Entries from a dataset
+ + + + +

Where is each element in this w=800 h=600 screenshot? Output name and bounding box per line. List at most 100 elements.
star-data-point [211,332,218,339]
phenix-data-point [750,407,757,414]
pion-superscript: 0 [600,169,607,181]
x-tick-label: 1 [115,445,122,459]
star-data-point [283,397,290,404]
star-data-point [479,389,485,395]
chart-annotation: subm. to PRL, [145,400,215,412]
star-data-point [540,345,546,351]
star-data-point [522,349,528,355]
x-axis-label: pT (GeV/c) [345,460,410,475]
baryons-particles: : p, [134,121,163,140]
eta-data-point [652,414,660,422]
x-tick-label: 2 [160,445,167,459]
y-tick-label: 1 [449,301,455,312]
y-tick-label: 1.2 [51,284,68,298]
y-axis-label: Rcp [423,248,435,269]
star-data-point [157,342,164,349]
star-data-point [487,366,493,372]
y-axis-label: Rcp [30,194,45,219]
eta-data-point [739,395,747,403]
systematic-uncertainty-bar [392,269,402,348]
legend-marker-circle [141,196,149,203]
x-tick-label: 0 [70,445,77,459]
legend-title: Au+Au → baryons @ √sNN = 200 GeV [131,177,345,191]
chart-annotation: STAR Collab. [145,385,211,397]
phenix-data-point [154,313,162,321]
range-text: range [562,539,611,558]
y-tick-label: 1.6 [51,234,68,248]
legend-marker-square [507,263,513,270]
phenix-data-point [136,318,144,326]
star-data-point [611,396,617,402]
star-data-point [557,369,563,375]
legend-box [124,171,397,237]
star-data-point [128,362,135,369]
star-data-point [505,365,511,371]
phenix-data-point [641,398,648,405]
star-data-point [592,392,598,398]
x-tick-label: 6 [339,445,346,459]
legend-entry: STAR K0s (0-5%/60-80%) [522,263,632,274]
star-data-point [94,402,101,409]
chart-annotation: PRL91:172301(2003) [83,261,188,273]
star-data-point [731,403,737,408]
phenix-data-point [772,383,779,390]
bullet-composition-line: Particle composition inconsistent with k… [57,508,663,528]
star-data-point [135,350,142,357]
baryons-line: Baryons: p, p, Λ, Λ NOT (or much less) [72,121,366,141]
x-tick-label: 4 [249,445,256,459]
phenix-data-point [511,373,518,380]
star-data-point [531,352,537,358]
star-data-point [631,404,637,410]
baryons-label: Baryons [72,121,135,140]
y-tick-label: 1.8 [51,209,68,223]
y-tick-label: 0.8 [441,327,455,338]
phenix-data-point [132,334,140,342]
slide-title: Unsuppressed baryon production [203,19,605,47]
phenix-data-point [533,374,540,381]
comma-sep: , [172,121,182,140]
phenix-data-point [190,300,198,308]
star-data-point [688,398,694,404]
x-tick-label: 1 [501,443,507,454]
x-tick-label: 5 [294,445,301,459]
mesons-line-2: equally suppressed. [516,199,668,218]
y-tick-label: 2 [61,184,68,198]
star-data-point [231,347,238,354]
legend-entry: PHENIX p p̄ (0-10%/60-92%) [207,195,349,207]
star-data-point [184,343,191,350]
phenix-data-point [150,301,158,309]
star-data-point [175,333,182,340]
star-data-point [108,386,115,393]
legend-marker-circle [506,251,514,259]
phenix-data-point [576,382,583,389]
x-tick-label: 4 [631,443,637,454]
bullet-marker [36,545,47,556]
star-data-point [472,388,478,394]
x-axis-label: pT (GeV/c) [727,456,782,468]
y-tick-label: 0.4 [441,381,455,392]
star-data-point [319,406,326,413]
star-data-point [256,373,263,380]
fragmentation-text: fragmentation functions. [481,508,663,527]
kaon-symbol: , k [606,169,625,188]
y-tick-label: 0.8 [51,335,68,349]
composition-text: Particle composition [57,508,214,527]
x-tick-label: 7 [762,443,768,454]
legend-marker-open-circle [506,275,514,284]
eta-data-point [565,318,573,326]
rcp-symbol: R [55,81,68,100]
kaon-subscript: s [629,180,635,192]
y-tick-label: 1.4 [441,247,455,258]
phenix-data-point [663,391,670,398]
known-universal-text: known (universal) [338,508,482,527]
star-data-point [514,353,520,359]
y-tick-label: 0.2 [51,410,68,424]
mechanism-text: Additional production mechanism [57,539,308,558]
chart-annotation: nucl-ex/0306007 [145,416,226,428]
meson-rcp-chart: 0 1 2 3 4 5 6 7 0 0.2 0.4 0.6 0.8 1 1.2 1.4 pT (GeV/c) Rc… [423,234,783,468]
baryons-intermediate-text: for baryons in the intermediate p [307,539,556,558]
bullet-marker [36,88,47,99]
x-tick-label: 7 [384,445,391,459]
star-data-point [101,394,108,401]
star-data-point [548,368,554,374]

+ + + + +

Extract every line of the material that contains the string "axis". Matching is case-sensitive.

→ **Answer below**:
x-axis-label: pT (GeV/c) [345,460,410,475]
y-axis-label: Rcp [423,248,435,269]
y-axis-label: Rcp [30,194,45,219]
x-axis-label: pT (GeV/c) [727,456,782,468]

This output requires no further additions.